Pick up the tax alert on Act 40-2020 after its last sentence and keep writing it.

— TEXT PROVIDED —
____

On April 17, 2020, Governor Wanda Vázquez-Garced signed into law House Bill No. 2419. The new Act 40-2020 incorporates technical amendments to the Puerto Rico Internal Revenue Code of 2011, as amended (“PR Code”).
This Tax Alert is the first of a series that will summarize some of the most relevant provisions amending the PR Code, specifically those affecting business entities in areas such as (i) Income Taxes, (ii) REITS, Partnerships, Special Partnerships and Corporations of Individuals, (iii) Corporations and Non-for-profit Entities, (iv) Withholding Tax and Informative Returns, (v) Sales and Use Tax, (vi) Administrative Provisions, and (vii) Employee Benefits.
Following is a discussion of technical amendments affecting income tax provisions of general application:
Engaged in Trade or Business
For purposes of certain provisions of the PR Code, the term “engaged in trade or business” was amended to (1) include the rendering of services in Puerto Rico at any time during a taxable year (which was already the rule under long-standing regulations), and (2) exclude trading in commodities, including hedging transactions, through a resident agent or broker, resident custodian or any other independent agent, or through the taxpayer’s own account, its employees, resident agent or broker or any other resident agent with the authority and discretion to make decisions at the time of executing the operations. The PR Code defines “trading commodities” as goods that are usually exchanged in an organized commodity exchange. A ruling request should be submitted to determine when such activities will constitute being engaged in trade or business in Puerto Rico.
Special Rules for Capital Gains Invested in Qualified Opportunity Funds
The Secretary of the Treasury (“Secretary”), along with the Secretary of Economic Development, is vested with the regulatory authority to establish guidelines for qualified opportunity funds, including the rules for the certification of said funds and the anti-abuse rules.

____

— INFORMATION PROVIDED —
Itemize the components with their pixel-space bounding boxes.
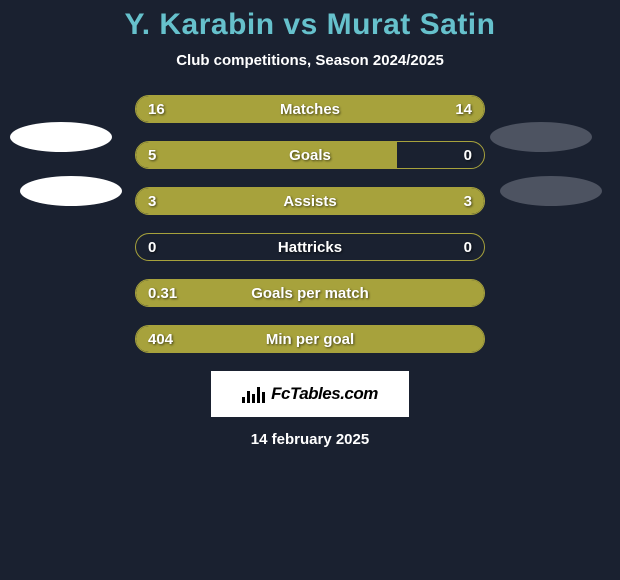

____

— WRITTEN ANSWER —
Deductibility of Intercompany Expenses
For taxable years beginning after December 31, 2018, the Secretary will no longer be allowed to issue waivers from the 51% disallowance in PR Code Sections 1033.17(a)(16) and (17) with respect to payments to non-resident related entities, home offices or majority equity-holders. Instead, full deductibility will be allowed only upon submission of a transfer pricing study prepared pursuant to and in compliance with the requirements established in the U.S. Internal Revenue Code of 1986, as amended. Waivers issued under PR Code Sections 1033.17(a)(16)(F) and (17)(E) before enactment of Act 40 that are in effect for taxable years beginning after December 31, 2018, will be deemed to comply with the transfer price study required by the PR Code.
Capital Gains and Losses
For taxable years beginning after December 31, 2018, capital losses can be carried over to subsequent taxable years as a capital loss up to 90% (instead of 80%) of the net capital gain generated in the taxable year to which such losses are carried over.
Puerto Rico Conservation Easement Act (“Act 183-2001”)
- The tax credits under Act 183-2001 are limited until fiscal year 2018-2019 (instead of 2023-2024) up to $10 million per year, when a request for an administrative determination was submitted to the Puerto Rico Department of the Treasury (“PR Treasury”) on or before June 30, 2019. For fiscal year 2019-2020 and subsequent fiscal years, the amount of tax credit to be granted is limited to $3 million per year for requests for administrative determination submitted on or after July 1, 2019.
Urban Centers Revitalization Act (“Act 212-2002”)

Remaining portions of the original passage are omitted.